To do
Pick out all lines with the word "étouffement" from the records that follow.

Raw records
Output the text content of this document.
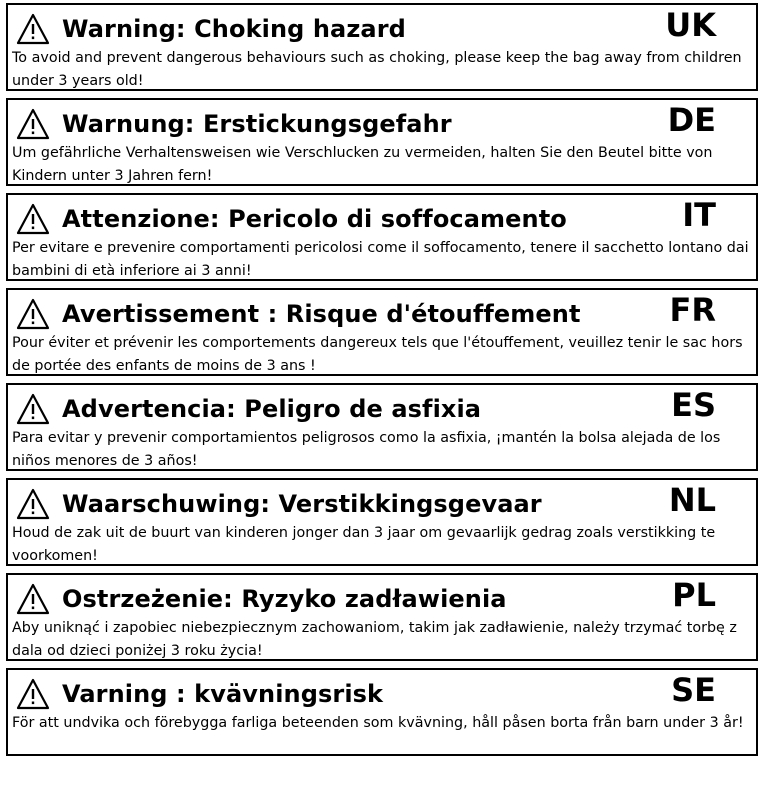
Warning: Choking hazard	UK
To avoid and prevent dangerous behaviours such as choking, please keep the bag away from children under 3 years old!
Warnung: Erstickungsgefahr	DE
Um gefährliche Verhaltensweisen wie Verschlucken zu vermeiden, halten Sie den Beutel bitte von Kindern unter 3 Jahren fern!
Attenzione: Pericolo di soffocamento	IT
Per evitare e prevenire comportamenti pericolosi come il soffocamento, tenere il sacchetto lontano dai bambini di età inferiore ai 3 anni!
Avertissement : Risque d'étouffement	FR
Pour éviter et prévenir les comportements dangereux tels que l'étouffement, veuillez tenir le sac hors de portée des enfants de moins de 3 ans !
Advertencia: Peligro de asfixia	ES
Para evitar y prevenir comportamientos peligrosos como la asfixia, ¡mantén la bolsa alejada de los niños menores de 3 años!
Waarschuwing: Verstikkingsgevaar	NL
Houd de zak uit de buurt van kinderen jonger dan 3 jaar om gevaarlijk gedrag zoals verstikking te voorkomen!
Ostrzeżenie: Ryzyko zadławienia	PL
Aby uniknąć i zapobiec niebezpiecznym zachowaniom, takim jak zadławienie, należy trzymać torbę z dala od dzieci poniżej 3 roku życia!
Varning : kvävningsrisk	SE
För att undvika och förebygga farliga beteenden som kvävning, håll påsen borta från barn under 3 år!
---
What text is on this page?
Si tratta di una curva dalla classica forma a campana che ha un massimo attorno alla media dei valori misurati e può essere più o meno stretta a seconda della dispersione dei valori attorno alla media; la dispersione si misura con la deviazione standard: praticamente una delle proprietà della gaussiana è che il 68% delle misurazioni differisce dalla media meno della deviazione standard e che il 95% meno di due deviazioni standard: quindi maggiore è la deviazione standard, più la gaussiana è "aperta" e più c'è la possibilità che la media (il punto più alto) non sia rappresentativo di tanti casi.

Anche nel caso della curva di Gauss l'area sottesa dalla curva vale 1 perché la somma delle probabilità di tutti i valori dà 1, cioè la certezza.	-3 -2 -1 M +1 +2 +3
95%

Completed task
Avertissement : Risque d'étouffement	FR
Pour éviter et prévenir les comportements dangereux tels que l'étouffement, veuillez tenir le sac hors de portée des enfants de moins de 3 ans !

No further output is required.